What you are asked to do
Find every line with the word "Total". Copy those lines.

Data excerpts
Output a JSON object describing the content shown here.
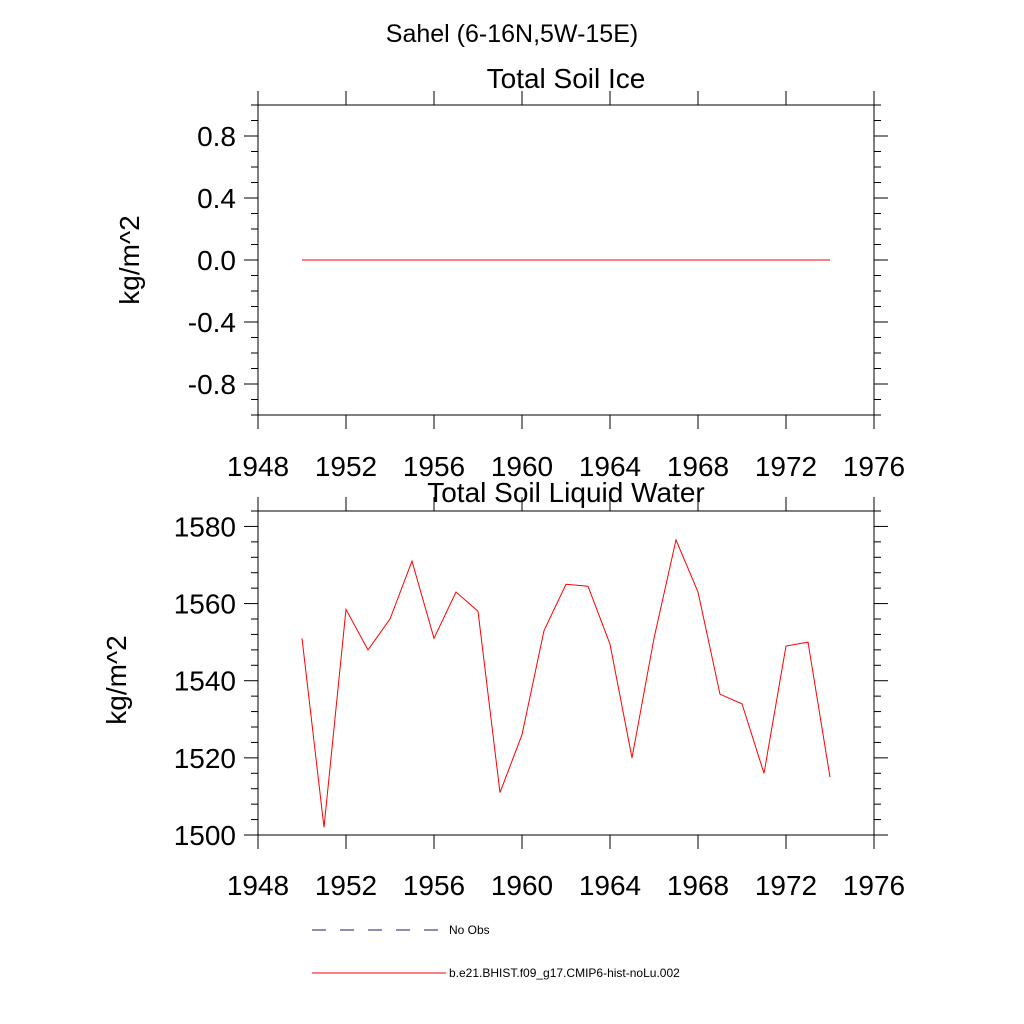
{
  "suptitle": "Sahel (6-16N,5W-15E)",
  "colors": {
    "model": "#ff0000",
    "obs": "#1a1a6e",
    "axis": "#000000"
  },
  "chart_data": [
    {
      "type": "line",
      "title": "Total Soil Ice",
      "xlabel": "",
      "ylabel": "kg/m^2",
      "xlim": [
        1948,
        1976
      ],
      "ylim": [
        -1.0,
        1.0
      ],
      "xticks": [
        1948,
        1952,
        1956,
        1960,
        1964,
        1968,
        1972,
        1976
      ],
      "xtick_labels": [
        "1948",
        "1952",
        "1956",
        "1960",
        "1964",
        "1968",
        "1972",
        "1976"
      ],
      "yticks": [
        -0.8,
        -0.4,
        0.0,
        0.4,
        0.8
      ],
      "ytick_labels": [
        "-0.8",
        "-0.4",
        "0.0",
        "0.4",
        "0.8"
      ],
      "grid": false,
      "series": [
        {
          "name": "b.e21.BHIST.f09_g17.CMIP6-hist-noLu.002",
          "x": [
            1950,
            1951,
            1952,
            1953,
            1954,
            1955,
            1956,
            1957,
            1958,
            1959,
            1960,
            1961,
            1962,
            1963,
            1964,
            1965,
            1966,
            1967,
            1968,
            1969,
            1970,
            1971,
            1972,
            1973,
            1974
          ],
          "values": [
            0,
            0,
            0,
            0,
            0,
            0,
            0,
            0,
            0,
            0,
            0,
            0,
            0,
            0,
            0,
            0,
            0,
            0,
            0,
            0,
            0,
            0,
            0,
            0,
            0
          ]
        }
      ]
    },
    {
      "type": "line",
      "title": "Total Soil Liquid Water",
      "xlabel": "",
      "ylabel": "kg/m^2",
      "xlim": [
        1948,
        1976
      ],
      "ylim": [
        1500,
        1584
      ],
      "xticks": [
        1948,
        1952,
        1956,
        1960,
        1964,
        1968,
        1972,
        1976
      ],
      "xtick_labels": [
        "1948",
        "1952",
        "1956",
        "1960",
        "1964",
        "1968",
        "1972",
        "1976"
      ],
      "yticks": [
        1500,
        1520,
        1540,
        1560,
        1580
      ],
      "ytick_labels": [
        "1500",
        "1520",
        "1540",
        "1560",
        "1580"
      ],
      "grid": false,
      "series": [
        {
          "name": "b.e21.BHIST.f09_g17.CMIP6-hist-noLu.002",
          "x": [
            1950,
            1951,
            1952,
            1953,
            1954,
            1955,
            1956,
            1957,
            1958,
            1959,
            1960,
            1961,
            1962,
            1963,
            1964,
            1965,
            1966,
            1967,
            1968,
            1969,
            1970,
            1971,
            1972,
            1973,
            1974
          ],
          "values": [
            1551,
            1502,
            1558.5,
            1548,
            1556,
            1571,
            1551,
            1563,
            1558,
            1511,
            1526,
            1553,
            1565,
            1564.5,
            1549.5,
            1520,
            1551,
            1576.5,
            1563,
            1536.5,
            1534,
            1516,
            1549,
            1550,
            1515
          ]
        }
      ]
    }
  ],
  "legend": {
    "placement": "bottom",
    "items": [
      {
        "label": "No Obs",
        "style": "dashed",
        "color": "#1a1a6e"
      },
      {
        "label": "b.e21.BHIST.f09_g17.CMIP6-hist-noLu.002",
        "style": "solid",
        "color": "#ff0000"
      }
    ]
  }
}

Written reply
      "title": "Total Soil Ice",
      "title": "Total Soil Liquid Water",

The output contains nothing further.